A line counts if it contains the string "xlabel"; say how many such lines there are, giving only the number.

[START SOURCE DATA]

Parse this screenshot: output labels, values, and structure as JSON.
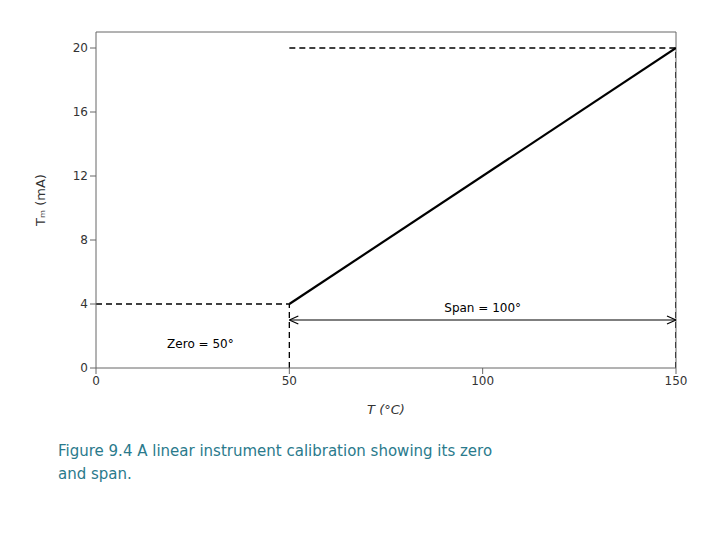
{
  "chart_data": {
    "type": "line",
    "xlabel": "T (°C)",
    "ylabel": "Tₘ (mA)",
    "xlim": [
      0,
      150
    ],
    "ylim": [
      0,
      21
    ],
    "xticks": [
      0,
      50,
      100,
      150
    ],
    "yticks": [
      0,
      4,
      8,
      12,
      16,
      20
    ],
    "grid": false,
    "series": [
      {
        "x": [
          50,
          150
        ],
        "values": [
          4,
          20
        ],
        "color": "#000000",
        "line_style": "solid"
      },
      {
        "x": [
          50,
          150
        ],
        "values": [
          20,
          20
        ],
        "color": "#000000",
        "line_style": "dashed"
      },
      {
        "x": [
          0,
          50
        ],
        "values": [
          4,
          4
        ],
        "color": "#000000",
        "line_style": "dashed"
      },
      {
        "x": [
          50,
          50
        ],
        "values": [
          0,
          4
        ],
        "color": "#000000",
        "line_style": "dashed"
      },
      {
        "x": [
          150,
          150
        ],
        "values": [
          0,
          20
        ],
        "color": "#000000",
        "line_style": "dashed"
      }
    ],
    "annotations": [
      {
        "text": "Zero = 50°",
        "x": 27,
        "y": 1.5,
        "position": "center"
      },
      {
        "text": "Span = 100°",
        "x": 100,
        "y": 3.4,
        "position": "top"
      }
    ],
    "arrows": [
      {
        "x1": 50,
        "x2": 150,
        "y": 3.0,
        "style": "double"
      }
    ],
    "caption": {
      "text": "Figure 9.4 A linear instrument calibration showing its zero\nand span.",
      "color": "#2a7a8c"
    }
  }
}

[END SOURCE DATA]
[START SOURCE DATA]

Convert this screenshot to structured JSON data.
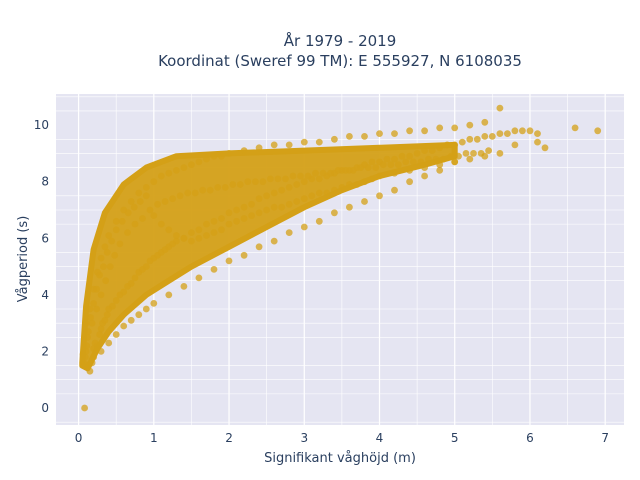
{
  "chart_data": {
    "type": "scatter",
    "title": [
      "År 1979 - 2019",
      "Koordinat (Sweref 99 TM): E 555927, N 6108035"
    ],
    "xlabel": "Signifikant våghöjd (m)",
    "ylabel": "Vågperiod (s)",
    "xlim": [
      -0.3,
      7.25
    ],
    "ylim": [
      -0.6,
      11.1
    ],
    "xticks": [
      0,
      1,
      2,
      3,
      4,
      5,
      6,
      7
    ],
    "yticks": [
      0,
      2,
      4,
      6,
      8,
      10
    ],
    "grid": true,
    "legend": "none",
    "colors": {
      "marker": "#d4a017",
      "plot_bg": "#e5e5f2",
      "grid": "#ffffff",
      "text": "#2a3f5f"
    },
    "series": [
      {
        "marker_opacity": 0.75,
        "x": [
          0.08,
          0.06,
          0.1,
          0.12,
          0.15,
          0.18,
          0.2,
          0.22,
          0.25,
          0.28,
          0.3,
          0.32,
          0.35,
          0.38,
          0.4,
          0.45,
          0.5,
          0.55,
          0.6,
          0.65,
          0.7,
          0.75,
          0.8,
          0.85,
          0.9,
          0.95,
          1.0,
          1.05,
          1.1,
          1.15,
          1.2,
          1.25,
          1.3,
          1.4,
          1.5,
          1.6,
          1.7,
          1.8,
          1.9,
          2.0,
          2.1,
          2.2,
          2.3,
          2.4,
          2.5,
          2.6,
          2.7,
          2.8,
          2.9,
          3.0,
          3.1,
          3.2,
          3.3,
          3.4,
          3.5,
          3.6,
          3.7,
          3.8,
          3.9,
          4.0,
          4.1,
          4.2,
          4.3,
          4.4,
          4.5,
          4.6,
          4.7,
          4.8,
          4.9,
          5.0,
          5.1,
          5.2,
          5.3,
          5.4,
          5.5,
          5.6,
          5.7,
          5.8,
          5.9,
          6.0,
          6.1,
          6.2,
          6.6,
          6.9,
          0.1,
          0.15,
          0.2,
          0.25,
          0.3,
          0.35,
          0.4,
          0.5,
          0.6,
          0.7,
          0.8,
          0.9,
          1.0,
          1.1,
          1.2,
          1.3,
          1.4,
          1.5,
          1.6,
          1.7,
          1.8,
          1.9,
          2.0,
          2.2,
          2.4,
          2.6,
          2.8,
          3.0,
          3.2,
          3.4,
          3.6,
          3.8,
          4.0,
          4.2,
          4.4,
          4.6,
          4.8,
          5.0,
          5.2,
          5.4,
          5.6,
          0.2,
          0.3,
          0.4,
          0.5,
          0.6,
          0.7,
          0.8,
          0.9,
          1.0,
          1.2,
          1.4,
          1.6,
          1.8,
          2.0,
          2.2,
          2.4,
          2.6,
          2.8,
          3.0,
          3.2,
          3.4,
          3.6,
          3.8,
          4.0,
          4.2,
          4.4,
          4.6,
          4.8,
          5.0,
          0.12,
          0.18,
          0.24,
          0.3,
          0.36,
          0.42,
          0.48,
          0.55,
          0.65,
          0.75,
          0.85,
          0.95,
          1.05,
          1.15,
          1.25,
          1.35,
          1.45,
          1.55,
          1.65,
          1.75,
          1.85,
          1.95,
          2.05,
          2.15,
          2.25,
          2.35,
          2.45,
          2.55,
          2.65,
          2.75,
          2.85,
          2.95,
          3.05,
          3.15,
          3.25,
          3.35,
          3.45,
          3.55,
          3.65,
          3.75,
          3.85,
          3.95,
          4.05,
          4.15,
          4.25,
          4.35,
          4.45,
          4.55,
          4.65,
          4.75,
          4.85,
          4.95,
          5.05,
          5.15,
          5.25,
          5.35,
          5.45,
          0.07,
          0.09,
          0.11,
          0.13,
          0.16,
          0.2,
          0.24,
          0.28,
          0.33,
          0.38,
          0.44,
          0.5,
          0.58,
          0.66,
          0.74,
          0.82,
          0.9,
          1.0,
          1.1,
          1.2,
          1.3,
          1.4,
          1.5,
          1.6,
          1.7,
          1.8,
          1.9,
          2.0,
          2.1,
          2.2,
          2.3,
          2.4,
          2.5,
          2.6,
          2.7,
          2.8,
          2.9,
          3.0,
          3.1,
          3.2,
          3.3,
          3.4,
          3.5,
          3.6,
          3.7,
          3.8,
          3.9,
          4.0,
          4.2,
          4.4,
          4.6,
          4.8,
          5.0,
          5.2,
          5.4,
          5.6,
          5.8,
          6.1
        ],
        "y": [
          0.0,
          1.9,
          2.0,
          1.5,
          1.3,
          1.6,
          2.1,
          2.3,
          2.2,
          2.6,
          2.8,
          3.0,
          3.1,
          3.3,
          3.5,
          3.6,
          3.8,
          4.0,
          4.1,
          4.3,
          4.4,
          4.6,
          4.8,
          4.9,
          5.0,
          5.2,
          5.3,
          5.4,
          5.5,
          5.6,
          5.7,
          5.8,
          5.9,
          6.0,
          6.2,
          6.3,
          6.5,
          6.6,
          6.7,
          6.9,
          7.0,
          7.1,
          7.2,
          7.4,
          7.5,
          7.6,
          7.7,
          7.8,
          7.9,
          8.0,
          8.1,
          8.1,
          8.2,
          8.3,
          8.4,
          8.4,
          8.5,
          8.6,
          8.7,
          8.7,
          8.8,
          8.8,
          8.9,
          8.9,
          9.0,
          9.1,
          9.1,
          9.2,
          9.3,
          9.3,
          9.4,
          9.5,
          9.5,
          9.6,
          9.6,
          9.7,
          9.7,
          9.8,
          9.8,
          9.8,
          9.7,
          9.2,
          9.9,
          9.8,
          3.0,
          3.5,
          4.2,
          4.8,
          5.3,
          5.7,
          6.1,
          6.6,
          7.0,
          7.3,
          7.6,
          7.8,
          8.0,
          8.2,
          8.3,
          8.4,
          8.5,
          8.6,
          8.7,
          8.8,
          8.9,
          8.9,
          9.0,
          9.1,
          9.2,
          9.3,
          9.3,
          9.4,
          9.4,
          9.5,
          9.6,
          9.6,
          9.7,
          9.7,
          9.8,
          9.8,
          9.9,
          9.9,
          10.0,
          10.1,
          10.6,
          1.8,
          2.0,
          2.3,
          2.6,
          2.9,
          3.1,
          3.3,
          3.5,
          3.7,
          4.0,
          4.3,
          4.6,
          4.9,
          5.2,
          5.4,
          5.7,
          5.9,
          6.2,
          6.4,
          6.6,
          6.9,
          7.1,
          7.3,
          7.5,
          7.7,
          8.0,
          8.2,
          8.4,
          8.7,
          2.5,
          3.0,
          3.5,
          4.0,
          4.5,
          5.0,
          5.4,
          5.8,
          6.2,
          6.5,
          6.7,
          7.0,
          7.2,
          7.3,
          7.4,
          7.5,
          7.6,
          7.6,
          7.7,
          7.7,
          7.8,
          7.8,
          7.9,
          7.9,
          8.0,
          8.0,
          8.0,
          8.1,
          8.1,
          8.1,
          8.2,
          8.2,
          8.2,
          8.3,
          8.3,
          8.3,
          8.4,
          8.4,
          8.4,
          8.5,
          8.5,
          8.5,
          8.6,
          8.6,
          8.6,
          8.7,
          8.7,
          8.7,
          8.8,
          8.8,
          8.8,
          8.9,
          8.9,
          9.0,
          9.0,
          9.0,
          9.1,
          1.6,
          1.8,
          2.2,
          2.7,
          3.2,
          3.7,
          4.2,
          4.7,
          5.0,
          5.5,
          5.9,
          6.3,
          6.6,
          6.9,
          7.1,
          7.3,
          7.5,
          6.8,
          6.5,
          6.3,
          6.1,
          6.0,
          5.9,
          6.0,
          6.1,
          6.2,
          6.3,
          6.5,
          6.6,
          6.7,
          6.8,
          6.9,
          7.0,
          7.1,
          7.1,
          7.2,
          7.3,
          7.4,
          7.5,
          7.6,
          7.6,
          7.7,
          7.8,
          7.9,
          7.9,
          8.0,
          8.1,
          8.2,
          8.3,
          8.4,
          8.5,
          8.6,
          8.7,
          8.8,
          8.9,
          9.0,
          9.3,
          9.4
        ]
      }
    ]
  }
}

[END SOURCE DATA]
[START SOURCE DATA]

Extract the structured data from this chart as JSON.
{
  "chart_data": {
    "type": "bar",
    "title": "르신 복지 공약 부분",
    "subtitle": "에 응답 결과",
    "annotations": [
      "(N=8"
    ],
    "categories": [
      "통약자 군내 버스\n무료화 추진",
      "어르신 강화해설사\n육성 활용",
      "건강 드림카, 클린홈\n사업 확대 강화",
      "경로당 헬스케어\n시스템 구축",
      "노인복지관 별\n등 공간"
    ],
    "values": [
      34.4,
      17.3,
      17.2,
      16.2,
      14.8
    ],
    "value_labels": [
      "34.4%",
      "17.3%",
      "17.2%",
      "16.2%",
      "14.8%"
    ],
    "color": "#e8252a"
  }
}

[END SOURCE DATA]

▶ _RESULT FOR THIS TASK_: 2